-- Required task --
Below are some entries. Copy each line that holds the string "ESTÁSIMO".
○ ○ ○ ○
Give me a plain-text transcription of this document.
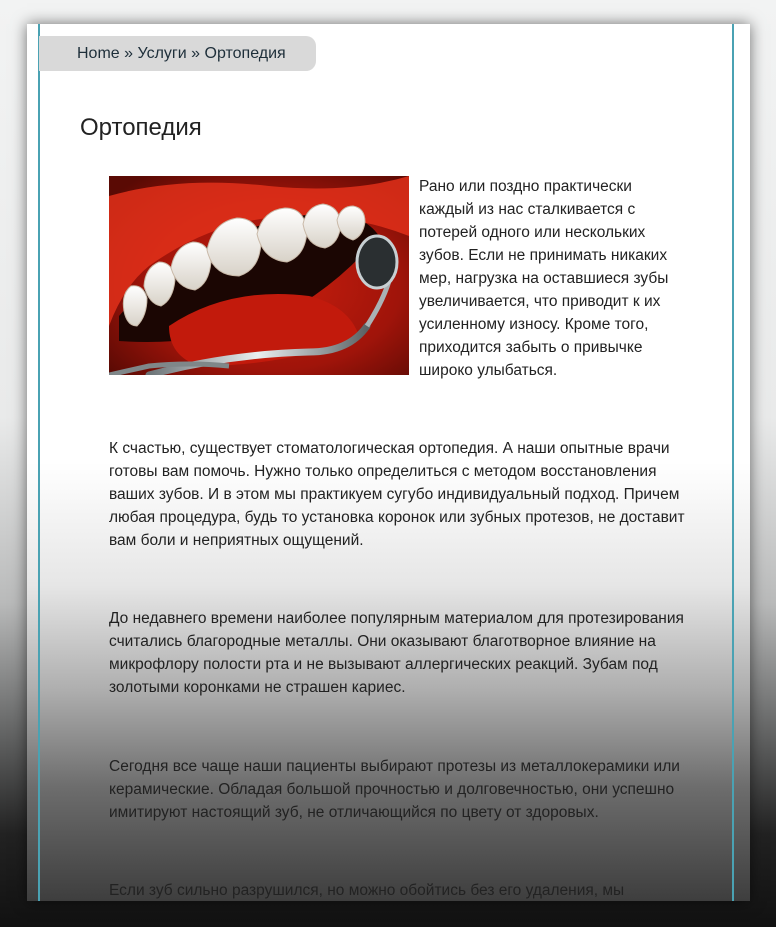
Home » Услуги » Ортопедия
Ортопедия

Рано или поздно практически каждый из нас сталкивается с потерей одного или нескольких зубов. Если не принимать никаких мер, нагрузка на оставшиеся зубы увеличивается, что приводит к их усиленному износу. Кроме того, приходится забыть о привычке широко улыбаться.

К счастью, существует стоматологическая ортопедия. А наши опытные врачи готовы вам помочь. Нужно только определиться с методом восстановления ваших зубов. И в этом мы практикуем сугубо индивидуальный подход. Причем любая процедура, будь то установка коронок или зубных протезов, не доставит вам боли и неприятных ощущений.

До недавнего времени наиболее популярным материалом для протезирования считались благородные металлы. Они оказывают благотворное влияние на микрофлору полости рта и не вызывают аллергических реакций. Зубам под золотыми коронками не страшен кариес.

Сегодня все чаще наши пациенты выбирают протезы из металлокерамики или керамические. Обладая большой прочностью и долговечностью, они успешно имитируют настоящий зуб, не отличающийся по цвету от здоровых.

Если зуб сильно разрушился, но можно обойтись без его удаления, мы
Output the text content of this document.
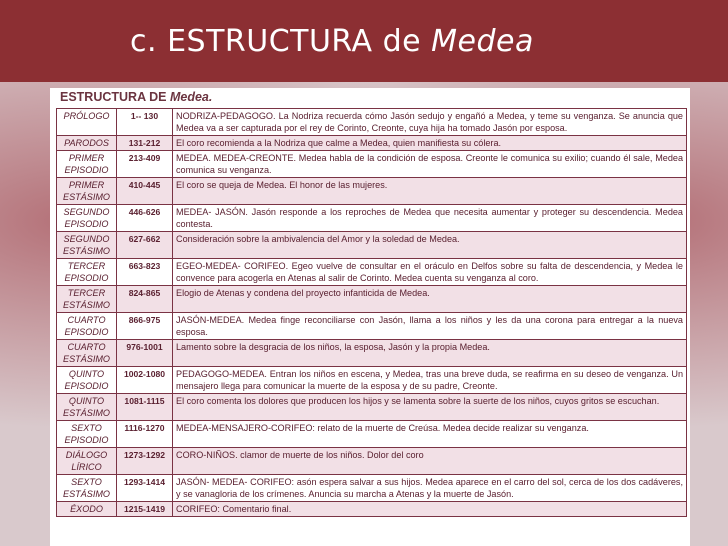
c. ESTRUCTURA de Medea
ESTRUCTURA DE Medea.
PRÓLOGO	1-- 130	NODRIZA-PEDAGOGO. La Nodriza recuerda cómo Jasón sedujo y engañó a Medea, y teme su venganza. Se anuncia que Medea va a ser capturada por el rey de Corinto, Creonte, cuya hija ha tomado Jasón por esposa.
PARODOS	131-212	El coro recomienda a la Nodriza que calme a Medea, quien manifiesta su cólera.
PRIMER EPISODIO	213-409	MEDEA. MEDEA-CREONTE. Medea habla de la condición de esposa. Creonte le comunica su exilio; cuando él sale, Medea comunica su venganza.
PRIMER ESTÁSIMO	410-445	El coro se queja de Medea. El honor de las mujeres.
SEGUNDO EPISODIO	446-626	MEDEA- JASÓN. Jasón responde a los reproches de Medea que necesita aumentar y proteger su descendencia. Medea contesta.
SEGUNDO ESTÁSIMO	627-662	Consideración sobre la ambivalencia del Amor y la soledad de Medea.
TERCER EPISODIO	663-823	EGEO-MEDEA- CORIFEO. Egeo vuelve de consultar en el oráculo en Delfos sobre su falta de descendencia, y Medea le convence para acogerla en Atenas al salir de Corinto. Medea cuenta su venganza al coro.
TERCER ESTÁSIMO	824-865	Elogio de Atenas y condena del proyecto infanticida de Medea.
CUARTO EPISODIO	866-975	JASÓN-MEDEA. Medea finge reconciliarse con Jasón, llama a los niños y les da una corona para entregar a la nueva esposa.
CUARTO ESTÁSIMO	976-1001	Lamento sobre la desgracia de los niños, la esposa, Jasón y la propia Medea.
QUINTO EPISODIO	1002-1080	PEDAGOGO-MEDEA. Entran los niños en escena, y Medea, tras una breve duda, se reafirma en su deseo de venganza. Un mensajero llega para comunicar la muerte de la esposa y de su padre, Creonte.
QUINTO ESTÁSIMO	1081-1115	El coro comenta los dolores que producen los hijos y se lamenta sobre la suerte de los niños, cuyos gritos se escuchan.
SEXTO EPISODIO	1116-1270	MEDEA-MENSAJERO-CORIFEO: relato de la muerte de Creúsa. Medea decide realizar su venganza.
DIÁLOGO LÍRICO	1273-1292	CORO-NIÑOS. clamor de muerte de los niños. Dolor del coro
SEXTO ESTÁSIMO	1293-1414	JASÓN- MEDEA- CORIFEO: asón espera salvar a sus hijos. Medea aparece en el carro del sol, cerca de los dos cadáveres, y se vanagloria de los crímenes. Anuncia su marcha a Atenas y la muerte de Jasón.
ÉXODO	1215-1419	CORIFEO: Comentario final.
○ ○ ○ ○
-- The answer --
PRIMER ESTÁSIMO	410-445	El coro se queja de Medea. El honor de las mujeres.
SEGUNDO ESTÁSIMO	627-662	Consideración sobre la ambivalencia del Amor y la soledad de Medea.
TERCER ESTÁSIMO	824-865	Elogio de Atenas y condena del proyecto infanticida de Medea.
CUARTO ESTÁSIMO	976-1001	Lamento sobre la desgracia de los niños, la esposa, Jasón y la propia Medea.
QUINTO ESTÁSIMO	1081-1115	El coro comenta los dolores que producen los hijos y se lamenta sobre la suerte de los niños, cuyos gritos se escuchan.
SEXTO ESTÁSIMO	1293-1414	JASÓN- MEDEA- CORIFEO: asón espera salvar a sus hijos. Medea aparece en el carro del sol, cerca de los dos cadáveres, y se vanagloria de los crímenes. Anuncia su marcha a Atenas y la muerte de Jasón.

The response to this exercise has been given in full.